ITEMS:
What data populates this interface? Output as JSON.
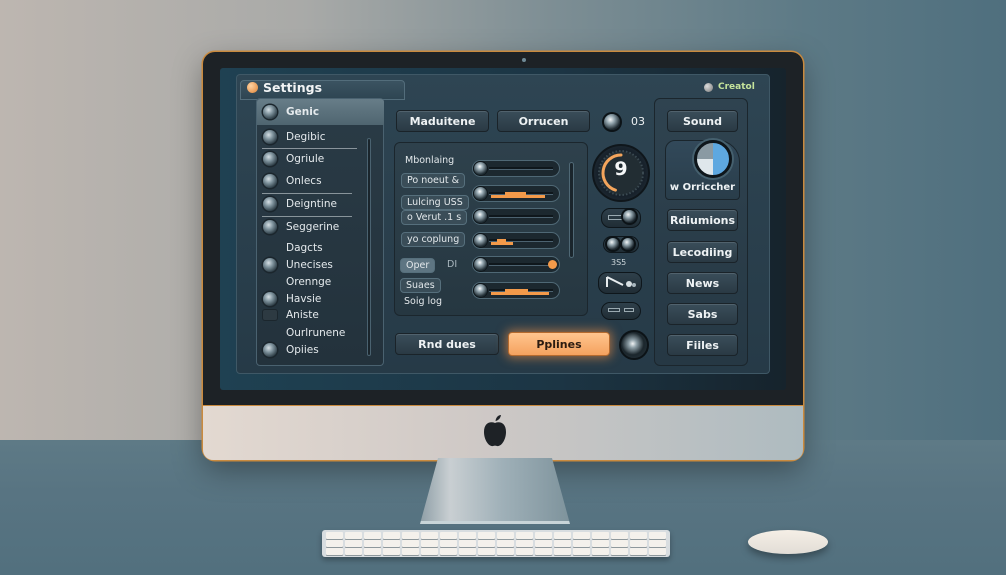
{
  "window": {
    "title": "Settings",
    "creator_label": "Creatol"
  },
  "sidebar": {
    "items": [
      {
        "label": "Genic",
        "active": true,
        "has_knob": true
      },
      {
        "label": "Degibic",
        "has_knob": true
      },
      {
        "label": "Ogriule",
        "has_knob": true
      },
      {
        "label": "Onlecs",
        "has_knob": true
      },
      {
        "label": "Deigntine",
        "has_knob": true
      },
      {
        "label": "Seggerine",
        "has_knob": true
      },
      {
        "label": "Dagcts",
        "has_knob": false
      },
      {
        "label": "Unecises",
        "has_knob": true
      },
      {
        "label": "Orennge",
        "has_knob": false
      },
      {
        "label": "Havsie",
        "has_knob": true
      },
      {
        "label": "Aniste",
        "has_knob": "flat"
      },
      {
        "label": "Ourlrunene",
        "has_knob": false
      },
      {
        "label": "Opiies",
        "has_knob": true
      }
    ]
  },
  "toolbar": {
    "buttons": [
      "Maduitene",
      "Orrucen"
    ],
    "counter_value": "03"
  },
  "controls": {
    "labels": [
      "Mbonlaing",
      "Po noeut &",
      "Lulcing USS",
      "o Verut .1 s",
      "yo coplung",
      "Oper",
      "DI",
      "Suaes",
      "Soig log"
    ],
    "sliders": [
      {
        "name": "slider-1",
        "value": 0.0
      },
      {
        "name": "slider-2",
        "value": 0.85
      },
      {
        "name": "slider-3",
        "value": 0.0
      },
      {
        "name": "slider-4",
        "value": 0.35
      },
      {
        "name": "slider-5",
        "value": 1.0
      },
      {
        "name": "slider-6",
        "value": 0.9
      }
    ]
  },
  "tools": {
    "dial_value": "9",
    "dial_progress": 0.45,
    "mini_label": "3S5"
  },
  "right_panel": {
    "buttons": [
      "Sound",
      "Rdiumions",
      "Lecodiing",
      "News",
      "Sabs",
      "Fiiles"
    ],
    "wheel_label": "w Orriccher"
  },
  "footer": {
    "left_button": "Rnd dues",
    "primary_button": "Pplines"
  },
  "colors": {
    "accent": "#f5a25f",
    "panel": "#2e4553",
    "text": "#eef2f4"
  }
}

WORK INSTRUCTIONS: Copy every line above word for word and exclude the pictures.

SOLUTION TO THE EXERCISE:
What data populates this interface? Output as JSON.
{
  "window": {
    "title": "Settings",
    "creator_label": "Creatol"
  },
  "sidebar": {
    "items": [
      {
        "label": "Genic",
        "active": true,
        "has_knob": true
      },
      {
        "label": "Degibic",
        "has_knob": true
      },
      {
        "label": "Ogriule",
        "has_knob": true
      },
      {
        "label": "Onlecs",
        "has_knob": true
      },
      {
        "label": "Deigntine",
        "has_knob": true
      },
      {
        "label": "Seggerine",
        "has_knob": true
      },
      {
        "label": "Dagcts",
        "has_knob": false
      },
      {
        "label": "Unecises",
        "has_knob": true
      },
      {
        "label": "Orennge",
        "has_knob": false
      },
      {
        "label": "Havsie",
        "has_knob": true
      },
      {
        "label": "Aniste",
        "has_knob": "flat"
      },
      {
        "label": "Ourlrunene",
        "has_knob": false
      },
      {
        "label": "Opiies",
        "has_knob": true
      }
    ]
  },
  "toolbar": {
    "buttons": [
      "Maduitene",
      "Orrucen"
    ],
    "counter_value": "03"
  },
  "controls": {
    "labels": [
      "Mbonlaing",
      "Po noeut &",
      "Lulcing USS",
      "o Verut .1 s",
      "yo coplung",
      "Oper",
      "DI",
      "Suaes",
      "Soig log"
    ],
    "sliders": [
      {
        "name": "slider-1",
        "value": 0.0
      },
      {
        "name": "slider-2",
        "value": 0.85
      },
      {
        "name": "slider-3",
        "value": 0.0
      },
      {
        "name": "slider-4",
        "value": 0.35
      },
      {
        "name": "slider-5",
        "value": 1.0
      },
      {
        "name": "slider-6",
        "value": 0.9
      }
    ]
  },
  "tools": {
    "dial_value": "9",
    "dial_progress": 0.45,
    "mini_label": "3S5"
  },
  "right_panel": {
    "buttons": [
      "Sound",
      "Rdiumions",
      "Lecodiing",
      "News",
      "Sabs",
      "Fiiles"
    ],
    "wheel_label": "w Orriccher"
  },
  "footer": {
    "left_button": "Rnd dues",
    "primary_button": "Pplines"
  },
  "colors": {
    "accent": "#f5a25f",
    "panel": "#2e4553",
    "text": "#eef2f4"
  }
}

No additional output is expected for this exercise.